DATASET EXCERPTS:
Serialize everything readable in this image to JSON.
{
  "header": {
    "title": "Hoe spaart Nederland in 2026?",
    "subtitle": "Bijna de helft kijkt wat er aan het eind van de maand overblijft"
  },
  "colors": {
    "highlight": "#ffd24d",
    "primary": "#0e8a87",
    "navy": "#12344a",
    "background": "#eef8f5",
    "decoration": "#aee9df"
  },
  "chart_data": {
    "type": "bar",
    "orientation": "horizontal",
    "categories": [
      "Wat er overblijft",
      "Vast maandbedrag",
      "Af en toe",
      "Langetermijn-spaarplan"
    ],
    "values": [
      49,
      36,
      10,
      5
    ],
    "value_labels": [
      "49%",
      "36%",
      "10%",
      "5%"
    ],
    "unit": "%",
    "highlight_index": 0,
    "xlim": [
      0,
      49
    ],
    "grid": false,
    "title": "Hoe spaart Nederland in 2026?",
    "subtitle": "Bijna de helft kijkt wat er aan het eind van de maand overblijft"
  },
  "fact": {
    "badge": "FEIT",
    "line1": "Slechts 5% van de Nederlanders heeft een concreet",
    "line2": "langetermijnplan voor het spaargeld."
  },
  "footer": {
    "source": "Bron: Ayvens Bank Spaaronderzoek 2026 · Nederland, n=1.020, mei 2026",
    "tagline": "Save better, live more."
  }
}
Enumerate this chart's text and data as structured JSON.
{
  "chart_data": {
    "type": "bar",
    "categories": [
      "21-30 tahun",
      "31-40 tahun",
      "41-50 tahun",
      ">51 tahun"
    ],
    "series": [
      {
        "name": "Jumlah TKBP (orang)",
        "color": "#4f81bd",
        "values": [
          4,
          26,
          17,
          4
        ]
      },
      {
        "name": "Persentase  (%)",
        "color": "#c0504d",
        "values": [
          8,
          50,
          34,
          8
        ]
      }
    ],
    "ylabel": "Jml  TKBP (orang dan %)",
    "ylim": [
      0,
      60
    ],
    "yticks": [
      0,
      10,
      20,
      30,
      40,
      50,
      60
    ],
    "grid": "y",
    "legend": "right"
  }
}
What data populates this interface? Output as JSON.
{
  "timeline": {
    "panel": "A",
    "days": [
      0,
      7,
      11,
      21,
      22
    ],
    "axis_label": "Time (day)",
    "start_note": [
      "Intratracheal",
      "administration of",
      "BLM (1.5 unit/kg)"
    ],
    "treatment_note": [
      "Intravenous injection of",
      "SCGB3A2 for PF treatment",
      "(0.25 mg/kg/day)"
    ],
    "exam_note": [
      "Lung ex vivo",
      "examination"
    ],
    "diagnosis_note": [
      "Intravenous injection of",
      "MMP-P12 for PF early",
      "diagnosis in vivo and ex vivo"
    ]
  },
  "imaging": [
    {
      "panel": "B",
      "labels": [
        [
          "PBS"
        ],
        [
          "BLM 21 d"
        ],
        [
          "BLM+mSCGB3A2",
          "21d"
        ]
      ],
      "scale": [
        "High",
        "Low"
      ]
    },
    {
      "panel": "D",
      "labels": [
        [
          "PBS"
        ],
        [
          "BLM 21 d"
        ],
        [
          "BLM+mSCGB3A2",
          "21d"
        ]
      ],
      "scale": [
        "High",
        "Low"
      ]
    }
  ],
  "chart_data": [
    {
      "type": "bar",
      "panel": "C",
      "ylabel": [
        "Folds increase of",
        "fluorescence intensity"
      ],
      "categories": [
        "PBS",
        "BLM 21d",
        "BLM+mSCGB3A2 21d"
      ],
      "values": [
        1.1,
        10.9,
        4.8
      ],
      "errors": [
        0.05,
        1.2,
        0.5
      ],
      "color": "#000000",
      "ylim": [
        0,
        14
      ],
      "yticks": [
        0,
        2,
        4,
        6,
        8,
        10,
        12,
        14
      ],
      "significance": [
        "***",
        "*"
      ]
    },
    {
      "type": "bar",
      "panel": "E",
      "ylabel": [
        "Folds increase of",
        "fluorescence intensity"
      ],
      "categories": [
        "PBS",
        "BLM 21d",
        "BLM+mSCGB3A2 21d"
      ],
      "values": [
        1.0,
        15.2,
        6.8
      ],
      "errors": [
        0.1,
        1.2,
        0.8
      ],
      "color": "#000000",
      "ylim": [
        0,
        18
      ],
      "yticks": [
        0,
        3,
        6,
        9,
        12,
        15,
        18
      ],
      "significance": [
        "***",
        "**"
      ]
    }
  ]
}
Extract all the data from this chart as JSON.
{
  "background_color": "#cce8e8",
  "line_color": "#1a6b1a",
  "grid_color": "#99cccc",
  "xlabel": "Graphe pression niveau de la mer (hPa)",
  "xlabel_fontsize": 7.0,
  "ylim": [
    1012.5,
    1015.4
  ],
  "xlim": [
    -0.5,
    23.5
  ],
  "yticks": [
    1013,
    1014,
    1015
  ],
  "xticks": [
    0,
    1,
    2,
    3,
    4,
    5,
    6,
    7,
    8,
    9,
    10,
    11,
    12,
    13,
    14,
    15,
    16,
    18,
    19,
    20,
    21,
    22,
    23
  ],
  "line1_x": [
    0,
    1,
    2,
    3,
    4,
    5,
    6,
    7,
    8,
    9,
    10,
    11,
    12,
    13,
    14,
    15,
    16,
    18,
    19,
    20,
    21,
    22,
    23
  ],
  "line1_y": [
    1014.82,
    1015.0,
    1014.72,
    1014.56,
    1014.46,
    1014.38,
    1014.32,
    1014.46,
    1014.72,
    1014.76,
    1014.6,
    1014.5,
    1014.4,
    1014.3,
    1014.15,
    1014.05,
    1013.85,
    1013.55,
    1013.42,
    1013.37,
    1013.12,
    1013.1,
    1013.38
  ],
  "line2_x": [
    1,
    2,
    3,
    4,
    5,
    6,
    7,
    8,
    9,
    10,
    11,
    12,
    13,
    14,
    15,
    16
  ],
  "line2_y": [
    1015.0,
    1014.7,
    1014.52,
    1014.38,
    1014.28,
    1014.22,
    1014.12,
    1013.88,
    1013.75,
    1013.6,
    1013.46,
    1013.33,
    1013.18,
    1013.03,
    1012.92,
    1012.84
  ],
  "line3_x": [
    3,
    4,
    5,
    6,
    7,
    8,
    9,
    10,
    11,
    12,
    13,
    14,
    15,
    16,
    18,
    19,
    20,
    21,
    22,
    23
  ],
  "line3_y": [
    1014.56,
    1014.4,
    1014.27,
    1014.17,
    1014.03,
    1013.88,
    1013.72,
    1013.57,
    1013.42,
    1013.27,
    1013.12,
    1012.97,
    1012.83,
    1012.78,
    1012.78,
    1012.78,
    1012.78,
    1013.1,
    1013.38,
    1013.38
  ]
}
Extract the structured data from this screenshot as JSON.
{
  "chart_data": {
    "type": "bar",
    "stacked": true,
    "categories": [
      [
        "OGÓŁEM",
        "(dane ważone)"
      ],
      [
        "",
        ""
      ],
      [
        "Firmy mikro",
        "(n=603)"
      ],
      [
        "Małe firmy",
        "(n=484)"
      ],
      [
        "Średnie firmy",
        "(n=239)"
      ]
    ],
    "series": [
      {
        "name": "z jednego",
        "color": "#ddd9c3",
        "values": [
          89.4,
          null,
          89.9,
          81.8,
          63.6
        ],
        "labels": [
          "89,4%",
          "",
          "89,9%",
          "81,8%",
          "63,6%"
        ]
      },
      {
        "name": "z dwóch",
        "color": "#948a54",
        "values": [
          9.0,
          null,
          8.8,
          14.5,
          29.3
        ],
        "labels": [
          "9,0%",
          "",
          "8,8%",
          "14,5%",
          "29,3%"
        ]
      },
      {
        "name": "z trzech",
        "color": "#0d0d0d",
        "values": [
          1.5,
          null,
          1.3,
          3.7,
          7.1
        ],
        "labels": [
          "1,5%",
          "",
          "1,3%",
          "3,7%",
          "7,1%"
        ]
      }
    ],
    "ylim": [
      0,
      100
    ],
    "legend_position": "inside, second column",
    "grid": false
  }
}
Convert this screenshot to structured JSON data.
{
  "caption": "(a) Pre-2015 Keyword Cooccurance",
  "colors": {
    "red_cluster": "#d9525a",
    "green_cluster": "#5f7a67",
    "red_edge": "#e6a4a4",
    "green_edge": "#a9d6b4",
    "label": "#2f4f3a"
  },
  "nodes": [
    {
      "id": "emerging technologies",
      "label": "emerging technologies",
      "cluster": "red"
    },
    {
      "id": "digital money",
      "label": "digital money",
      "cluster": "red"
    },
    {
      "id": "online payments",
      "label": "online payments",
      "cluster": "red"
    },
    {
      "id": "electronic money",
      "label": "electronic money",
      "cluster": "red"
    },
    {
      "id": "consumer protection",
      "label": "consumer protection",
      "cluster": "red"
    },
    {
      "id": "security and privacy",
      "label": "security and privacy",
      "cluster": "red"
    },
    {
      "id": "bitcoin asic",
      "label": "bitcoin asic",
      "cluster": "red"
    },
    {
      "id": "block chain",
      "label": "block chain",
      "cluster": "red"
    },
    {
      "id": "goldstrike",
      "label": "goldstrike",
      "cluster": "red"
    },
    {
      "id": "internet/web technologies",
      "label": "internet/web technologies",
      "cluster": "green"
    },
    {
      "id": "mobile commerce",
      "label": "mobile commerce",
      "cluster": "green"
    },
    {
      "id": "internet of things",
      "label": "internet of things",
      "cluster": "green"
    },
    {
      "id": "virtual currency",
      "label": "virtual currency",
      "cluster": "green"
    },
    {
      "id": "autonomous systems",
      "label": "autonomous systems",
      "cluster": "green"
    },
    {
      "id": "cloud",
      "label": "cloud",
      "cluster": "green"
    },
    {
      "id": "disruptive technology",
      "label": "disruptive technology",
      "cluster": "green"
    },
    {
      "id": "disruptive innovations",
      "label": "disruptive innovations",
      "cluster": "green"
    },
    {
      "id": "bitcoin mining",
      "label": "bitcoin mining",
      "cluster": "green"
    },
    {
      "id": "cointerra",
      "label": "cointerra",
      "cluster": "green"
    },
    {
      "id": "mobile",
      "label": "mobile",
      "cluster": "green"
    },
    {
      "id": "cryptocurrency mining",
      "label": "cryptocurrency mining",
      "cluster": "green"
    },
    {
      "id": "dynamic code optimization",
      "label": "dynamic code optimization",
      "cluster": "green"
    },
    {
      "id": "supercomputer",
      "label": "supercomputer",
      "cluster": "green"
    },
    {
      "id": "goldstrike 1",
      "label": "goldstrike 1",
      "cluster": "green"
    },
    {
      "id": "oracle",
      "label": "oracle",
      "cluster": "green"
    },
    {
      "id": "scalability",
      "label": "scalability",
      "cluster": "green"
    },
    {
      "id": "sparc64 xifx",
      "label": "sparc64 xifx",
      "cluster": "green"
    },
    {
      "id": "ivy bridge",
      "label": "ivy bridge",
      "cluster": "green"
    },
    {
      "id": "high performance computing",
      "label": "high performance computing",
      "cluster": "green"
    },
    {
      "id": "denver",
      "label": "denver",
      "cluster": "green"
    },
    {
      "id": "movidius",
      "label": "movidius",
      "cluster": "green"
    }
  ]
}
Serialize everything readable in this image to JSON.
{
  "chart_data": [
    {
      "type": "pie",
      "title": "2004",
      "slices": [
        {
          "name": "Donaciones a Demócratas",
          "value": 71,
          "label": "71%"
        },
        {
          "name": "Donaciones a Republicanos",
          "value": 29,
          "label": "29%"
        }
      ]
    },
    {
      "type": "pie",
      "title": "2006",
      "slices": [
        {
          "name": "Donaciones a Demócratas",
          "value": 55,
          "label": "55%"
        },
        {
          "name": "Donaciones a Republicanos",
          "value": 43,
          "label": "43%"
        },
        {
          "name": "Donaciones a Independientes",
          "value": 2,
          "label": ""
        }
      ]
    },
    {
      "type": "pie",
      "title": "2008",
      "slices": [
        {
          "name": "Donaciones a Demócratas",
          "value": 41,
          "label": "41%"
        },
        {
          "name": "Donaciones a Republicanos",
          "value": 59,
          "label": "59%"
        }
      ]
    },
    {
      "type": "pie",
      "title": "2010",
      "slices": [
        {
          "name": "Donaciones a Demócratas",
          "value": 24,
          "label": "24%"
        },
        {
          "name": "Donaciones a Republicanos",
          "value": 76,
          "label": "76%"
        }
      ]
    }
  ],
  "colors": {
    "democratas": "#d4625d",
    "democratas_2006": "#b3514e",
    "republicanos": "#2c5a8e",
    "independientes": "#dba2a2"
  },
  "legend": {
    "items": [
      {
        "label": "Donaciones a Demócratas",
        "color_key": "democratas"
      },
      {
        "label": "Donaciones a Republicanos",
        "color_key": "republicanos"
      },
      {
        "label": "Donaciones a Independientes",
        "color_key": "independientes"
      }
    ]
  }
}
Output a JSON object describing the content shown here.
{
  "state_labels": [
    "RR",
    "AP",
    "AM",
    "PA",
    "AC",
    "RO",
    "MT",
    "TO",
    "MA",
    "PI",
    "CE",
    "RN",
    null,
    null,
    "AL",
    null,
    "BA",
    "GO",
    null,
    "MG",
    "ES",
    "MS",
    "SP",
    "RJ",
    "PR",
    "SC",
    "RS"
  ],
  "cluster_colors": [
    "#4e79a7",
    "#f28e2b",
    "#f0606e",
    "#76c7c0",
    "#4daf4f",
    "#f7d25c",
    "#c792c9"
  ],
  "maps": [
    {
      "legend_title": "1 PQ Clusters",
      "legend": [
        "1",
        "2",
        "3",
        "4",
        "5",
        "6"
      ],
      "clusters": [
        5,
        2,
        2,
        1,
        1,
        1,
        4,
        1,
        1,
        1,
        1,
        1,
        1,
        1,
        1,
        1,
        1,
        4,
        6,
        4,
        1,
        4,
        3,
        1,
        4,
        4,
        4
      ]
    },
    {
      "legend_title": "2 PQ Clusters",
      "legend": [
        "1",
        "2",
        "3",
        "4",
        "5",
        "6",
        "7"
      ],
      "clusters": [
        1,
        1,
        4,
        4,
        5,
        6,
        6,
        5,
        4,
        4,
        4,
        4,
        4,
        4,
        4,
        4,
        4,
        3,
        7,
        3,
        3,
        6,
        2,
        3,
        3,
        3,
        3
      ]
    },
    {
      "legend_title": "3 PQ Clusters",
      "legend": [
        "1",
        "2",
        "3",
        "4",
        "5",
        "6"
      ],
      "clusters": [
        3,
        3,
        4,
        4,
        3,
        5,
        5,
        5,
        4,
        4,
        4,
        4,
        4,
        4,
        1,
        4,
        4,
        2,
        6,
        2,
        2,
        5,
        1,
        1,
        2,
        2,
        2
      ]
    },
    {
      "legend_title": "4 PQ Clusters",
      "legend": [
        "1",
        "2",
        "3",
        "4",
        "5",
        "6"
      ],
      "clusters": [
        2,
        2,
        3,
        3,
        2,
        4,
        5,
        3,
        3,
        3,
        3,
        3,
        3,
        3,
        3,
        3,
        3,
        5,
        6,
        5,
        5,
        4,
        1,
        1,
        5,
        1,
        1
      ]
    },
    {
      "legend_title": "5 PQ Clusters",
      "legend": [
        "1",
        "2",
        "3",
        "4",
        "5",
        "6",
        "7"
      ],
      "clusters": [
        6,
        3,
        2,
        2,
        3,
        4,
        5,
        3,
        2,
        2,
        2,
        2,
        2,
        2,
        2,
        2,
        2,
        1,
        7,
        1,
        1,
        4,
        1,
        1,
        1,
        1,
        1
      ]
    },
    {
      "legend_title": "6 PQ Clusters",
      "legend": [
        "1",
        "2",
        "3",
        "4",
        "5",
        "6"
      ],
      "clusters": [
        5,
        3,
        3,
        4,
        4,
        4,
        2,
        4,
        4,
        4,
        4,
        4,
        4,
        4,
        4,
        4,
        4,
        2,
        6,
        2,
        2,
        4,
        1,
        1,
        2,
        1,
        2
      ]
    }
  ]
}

TASK GOAL: Identify and copy the lines holding the word "cryptocurrency".

TASK OUTPUT:
      "id": "cryptocurrency mining",
      "label": "cryptocurrency mining",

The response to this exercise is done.